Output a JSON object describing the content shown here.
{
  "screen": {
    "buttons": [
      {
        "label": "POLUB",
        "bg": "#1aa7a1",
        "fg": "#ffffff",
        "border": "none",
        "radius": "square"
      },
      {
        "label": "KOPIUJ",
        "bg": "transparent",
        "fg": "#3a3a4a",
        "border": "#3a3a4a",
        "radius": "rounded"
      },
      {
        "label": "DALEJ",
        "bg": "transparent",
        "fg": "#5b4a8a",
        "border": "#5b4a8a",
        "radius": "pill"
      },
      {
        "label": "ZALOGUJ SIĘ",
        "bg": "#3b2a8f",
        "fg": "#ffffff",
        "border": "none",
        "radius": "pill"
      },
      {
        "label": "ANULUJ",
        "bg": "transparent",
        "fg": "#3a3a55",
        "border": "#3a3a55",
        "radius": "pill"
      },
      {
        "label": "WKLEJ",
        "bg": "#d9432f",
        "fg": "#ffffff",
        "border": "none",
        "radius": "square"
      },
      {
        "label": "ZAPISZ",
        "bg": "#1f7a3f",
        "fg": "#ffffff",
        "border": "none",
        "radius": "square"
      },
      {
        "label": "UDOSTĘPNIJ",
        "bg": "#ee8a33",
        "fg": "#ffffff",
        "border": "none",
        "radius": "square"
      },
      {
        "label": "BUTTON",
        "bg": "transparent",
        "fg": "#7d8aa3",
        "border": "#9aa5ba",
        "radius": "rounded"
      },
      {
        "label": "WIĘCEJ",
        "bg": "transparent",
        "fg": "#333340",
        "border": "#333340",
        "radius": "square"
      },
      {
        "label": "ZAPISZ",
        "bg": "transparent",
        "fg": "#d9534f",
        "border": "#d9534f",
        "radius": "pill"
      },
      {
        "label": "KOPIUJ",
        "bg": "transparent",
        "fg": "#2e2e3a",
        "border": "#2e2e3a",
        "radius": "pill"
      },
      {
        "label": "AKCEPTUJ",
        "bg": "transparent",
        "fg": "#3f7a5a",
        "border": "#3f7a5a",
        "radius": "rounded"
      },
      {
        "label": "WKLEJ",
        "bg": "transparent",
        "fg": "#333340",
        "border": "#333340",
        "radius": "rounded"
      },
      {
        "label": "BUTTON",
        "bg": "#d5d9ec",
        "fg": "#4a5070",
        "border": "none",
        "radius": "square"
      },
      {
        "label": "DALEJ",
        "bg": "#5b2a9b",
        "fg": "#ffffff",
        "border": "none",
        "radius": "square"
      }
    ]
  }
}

----------------

## WRITTEN PROBLEM
Retype each record exactly, leaving nothing out.

## PROBLEM SOLUTION
Output a JSON object describing the content shown here.
{
  "screen": {
    "buttons": [
      {
        "label": "POLUB",
        "bg": "#1aa7a1",
        "fg": "#ffffff",
        "border": "none",
        "radius": "square"
      },
      {
        "label": "KOPIUJ",
        "bg": "transparent",
        "fg": "#3a3a4a",
        "border": "#3a3a4a",
        "radius": "rounded"
      },
      {
        "label": "DALEJ",
        "bg": "transparent",
        "fg": "#5b4a8a",
        "border": "#5b4a8a",
        "radius": "pill"
      },
      {
        "label": "ZALOGUJ SIĘ",
        "bg": "#3b2a8f",
        "fg": "#ffffff",
        "border": "none",
        "radius": "pill"
      },
      {
        "label": "ANULUJ",
        "bg": "transparent",
        "fg": "#3a3a55",
        "border": "#3a3a55",
        "radius": "pill"
      },
      {
        "label": "WKLEJ",
        "bg": "#d9432f",
        "fg": "#ffffff",
        "border": "none",
        "radius": "square"
      },
      {
        "label": "ZAPISZ",
        "bg": "#1f7a3f",
        "fg": "#ffffff",
        "border": "none",
        "radius": "square"
      },
      {
        "label": "UDOSTĘPNIJ",
        "bg": "#ee8a33",
        "fg": "#ffffff",
        "border": "none",
        "radius": "square"
      },
      {
        "label": "BUTTON",
        "bg": "transparent",
        "fg": "#7d8aa3",
        "border": "#9aa5ba",
        "radius": "rounded"
      },
      {
        "label": "WIĘCEJ",
        "bg": "transparent",
        "fg": "#333340",
        "border": "#333340",
        "radius": "square"
      },
      {
        "label": "ZAPISZ",
        "bg": "transparent",
        "fg": "#d9534f",
        "border": "#d9534f",
        "radius": "pill"
      },
      {
        "label": "KOPIUJ",
        "bg": "transparent",
        "fg": "#2e2e3a",
        "border": "#2e2e3a",
        "radius": "pill"
      },
      {
        "label": "AKCEPTUJ",
        "bg": "transparent",
        "fg": "#3f7a5a",
        "border": "#3f7a5a",
        "radius": "rounded"
      },
      {
        "label": "WKLEJ",
        "bg": "transparent",
        "fg": "#333340",
        "border": "#333340",
        "radius": "rounded"
      },
      {
        "label": "BUTTON",
        "bg": "#d5d9ec",
        "fg": "#4a5070",
        "border": "none",
        "radius": "square"
      },
      {
        "label": "DALEJ",
        "bg": "#5b2a9b",
        "fg": "#ffffff",
        "border": "none",
        "radius": "square"
      }
    ]
  }
}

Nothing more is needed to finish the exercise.